## Exercise details
Retype the material that follows, keeping every word as it is.

═════ Extracted information ═════

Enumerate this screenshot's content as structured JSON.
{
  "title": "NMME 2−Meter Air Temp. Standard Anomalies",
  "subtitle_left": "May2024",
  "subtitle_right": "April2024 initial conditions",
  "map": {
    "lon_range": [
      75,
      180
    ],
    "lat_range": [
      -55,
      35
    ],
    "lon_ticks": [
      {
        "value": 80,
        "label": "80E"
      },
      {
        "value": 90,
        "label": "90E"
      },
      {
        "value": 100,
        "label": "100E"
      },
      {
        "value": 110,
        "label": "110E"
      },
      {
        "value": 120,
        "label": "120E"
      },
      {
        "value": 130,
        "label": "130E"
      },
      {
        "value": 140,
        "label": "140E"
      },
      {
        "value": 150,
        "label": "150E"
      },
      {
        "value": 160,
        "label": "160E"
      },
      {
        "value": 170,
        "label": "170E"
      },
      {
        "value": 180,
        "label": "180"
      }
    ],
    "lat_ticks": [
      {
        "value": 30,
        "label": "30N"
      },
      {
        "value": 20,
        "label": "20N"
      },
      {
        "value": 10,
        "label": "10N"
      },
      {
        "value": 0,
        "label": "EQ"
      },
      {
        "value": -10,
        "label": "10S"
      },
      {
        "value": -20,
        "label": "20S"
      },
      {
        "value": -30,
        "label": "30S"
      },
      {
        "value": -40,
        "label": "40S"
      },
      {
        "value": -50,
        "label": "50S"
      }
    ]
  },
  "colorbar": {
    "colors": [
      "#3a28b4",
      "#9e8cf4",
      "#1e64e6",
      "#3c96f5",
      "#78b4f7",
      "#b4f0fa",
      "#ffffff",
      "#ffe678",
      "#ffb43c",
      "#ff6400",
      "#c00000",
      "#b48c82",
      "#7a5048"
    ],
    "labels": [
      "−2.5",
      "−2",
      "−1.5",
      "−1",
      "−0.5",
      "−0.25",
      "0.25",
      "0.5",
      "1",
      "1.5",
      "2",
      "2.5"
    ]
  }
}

═════

## Expected answer
Enumerate this screenshot's content as structured JSON.
{
  "title": "NMME 2−Meter Air Temp. Standard Anomalies",
  "subtitle_left": "May2024",
  "subtitle_right": "April2024 initial conditions",
  "map": {
    "lon_range": [
      75,
      180
    ],
    "lat_range": [
      -55,
      35
    ],
    "lon_ticks": [
      {
        "value": 80,
        "label": "80E"
      },
      {
        "value": 90,
        "label": "90E"
      },
      {
        "value": 100,
        "label": "100E"
      },
      {
        "value": 110,
        "label": "110E"
      },
      {
        "value": 120,
        "label": "120E"
      },
      {
        "value": 130,
        "label": "130E"
      },
      {
        "value": 140,
        "label": "140E"
      },
      {
        "value": 150,
        "label": "150E"
      },
      {
        "value": 160,
        "label": "160E"
      },
      {
        "value": 170,
        "label": "170E"
      },
      {
        "value": 180,
        "label": "180"
      }
    ],
    "lat_ticks": [
      {
        "value": 30,
        "label": "30N"
      },
      {
        "value": 20,
        "label": "20N"
      },
      {
        "value": 10,
        "label": "10N"
      },
      {
        "value": 0,
        "label": "EQ"
      },
      {
        "value": -10,
        "label": "10S"
      },
      {
        "value": -20,
        "label": "20S"
      },
      {
        "value": -30,
        "label": "30S"
      },
      {
        "value": -40,
        "label": "40S"
      },
      {
        "value": -50,
        "label": "50S"
      }
    ]
  },
  "colorbar": {
    "colors": [
      "#3a28b4",
      "#9e8cf4",
      "#1e64e6",
      "#3c96f5",
      "#78b4f7",
      "#b4f0fa",
      "#ffffff",
      "#ffe678",
      "#ffb43c",
      "#ff6400",
      "#c00000",
      "#b48c82",
      "#7a5048"
    ],
    "labels": [
      "−2.5",
      "−2",
      "−1.5",
      "−1",
      "−0.5",
      "−0.25",
      "0.25",
      "0.5",
      "1",
      "1.5",
      "2",
      "2.5"
    ]
  }
}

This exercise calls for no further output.